(The exercise):
Make an exact copy of all the entries below, with the pictures left out.

(Information supplied):
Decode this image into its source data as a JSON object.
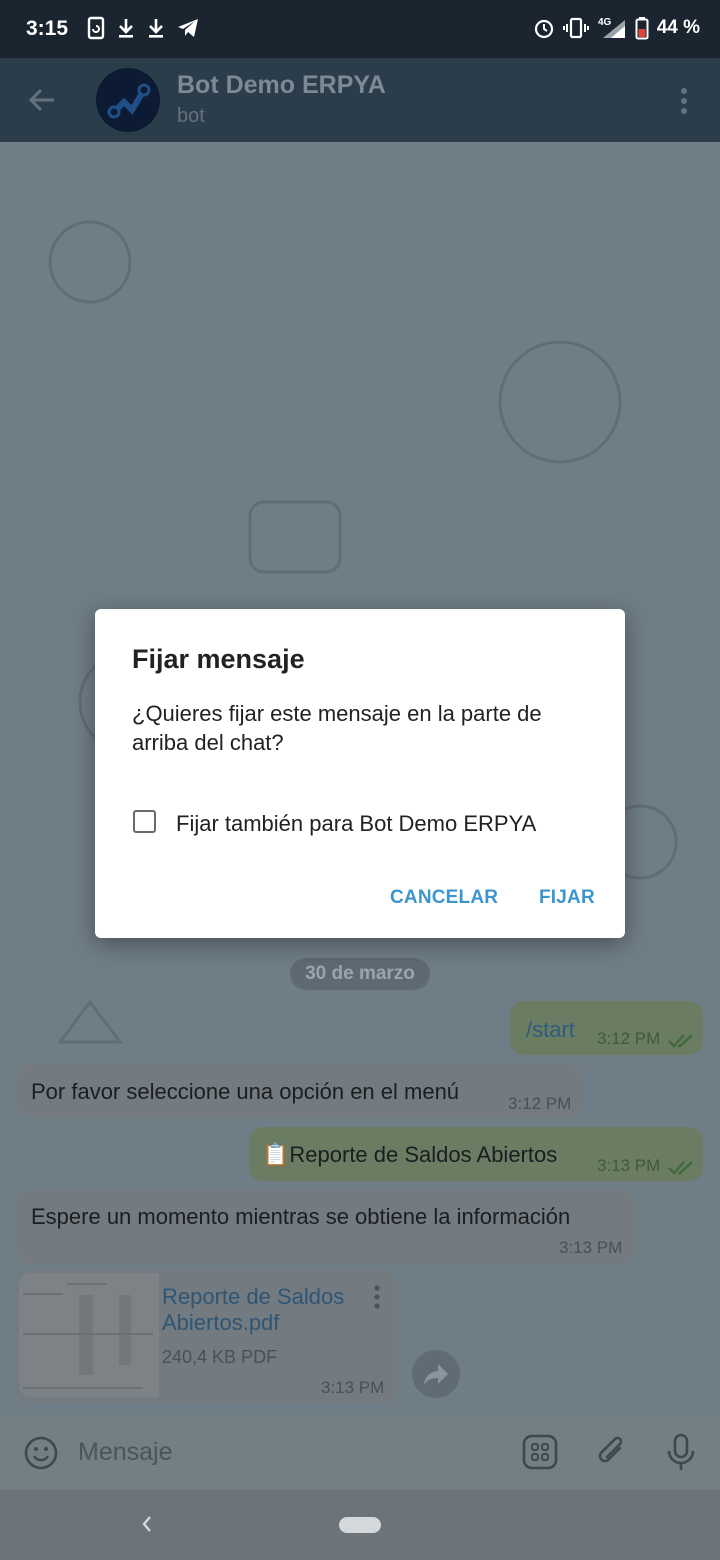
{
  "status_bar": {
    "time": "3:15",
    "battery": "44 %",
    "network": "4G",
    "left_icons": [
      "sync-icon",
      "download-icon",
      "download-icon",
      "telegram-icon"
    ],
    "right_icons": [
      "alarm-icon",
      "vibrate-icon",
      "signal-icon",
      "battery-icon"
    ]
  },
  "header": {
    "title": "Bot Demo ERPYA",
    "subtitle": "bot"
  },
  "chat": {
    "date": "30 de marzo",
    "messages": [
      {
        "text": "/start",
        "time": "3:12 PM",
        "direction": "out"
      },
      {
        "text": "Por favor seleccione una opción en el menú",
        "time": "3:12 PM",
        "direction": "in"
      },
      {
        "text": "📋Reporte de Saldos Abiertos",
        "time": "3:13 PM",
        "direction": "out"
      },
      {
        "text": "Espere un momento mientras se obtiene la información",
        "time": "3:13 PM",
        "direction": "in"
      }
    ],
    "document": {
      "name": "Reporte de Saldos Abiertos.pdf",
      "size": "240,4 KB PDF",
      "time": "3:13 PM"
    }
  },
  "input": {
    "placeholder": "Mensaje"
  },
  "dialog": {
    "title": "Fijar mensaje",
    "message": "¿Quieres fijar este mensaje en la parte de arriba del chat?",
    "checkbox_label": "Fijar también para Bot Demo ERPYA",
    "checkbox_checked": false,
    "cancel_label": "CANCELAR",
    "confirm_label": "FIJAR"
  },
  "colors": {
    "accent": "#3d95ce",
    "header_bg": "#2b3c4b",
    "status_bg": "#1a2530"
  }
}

(Solution for this task):
Decode this image into its source data as a JSON object.
{
  "status_bar": {
    "time": "3:15",
    "battery": "44 %",
    "network": "4G",
    "left_icons": [
      "sync-icon",
      "download-icon",
      "download-icon",
      "telegram-icon"
    ],
    "right_icons": [
      "alarm-icon",
      "vibrate-icon",
      "signal-icon",
      "battery-icon"
    ]
  },
  "header": {
    "title": "Bot Demo ERPYA",
    "subtitle": "bot"
  },
  "chat": {
    "date": "30 de marzo",
    "messages": [
      {
        "text": "/start",
        "time": "3:12 PM",
        "direction": "out"
      },
      {
        "text": "Por favor seleccione una opción en el menú",
        "time": "3:12 PM",
        "direction": "in"
      },
      {
        "text": "📋Reporte de Saldos Abiertos",
        "time": "3:13 PM",
        "direction": "out"
      },
      {
        "text": "Espere un momento mientras se obtiene la información",
        "time": "3:13 PM",
        "direction": "in"
      }
    ],
    "document": {
      "name": "Reporte de Saldos Abiertos.pdf",
      "size": "240,4 KB PDF",
      "time": "3:13 PM"
    }
  },
  "input": {
    "placeholder": "Mensaje"
  },
  "dialog": {
    "title": "Fijar mensaje",
    "message": "¿Quieres fijar este mensaje en la parte de arriba del chat?",
    "checkbox_label": "Fijar también para Bot Demo ERPYA",
    "checkbox_checked": false,
    "cancel_label": "CANCELAR",
    "confirm_label": "FIJAR"
  },
  "colors": {
    "accent": "#3d95ce",
    "header_bg": "#2b3c4b",
    "status_bg": "#1a2530"
  }
}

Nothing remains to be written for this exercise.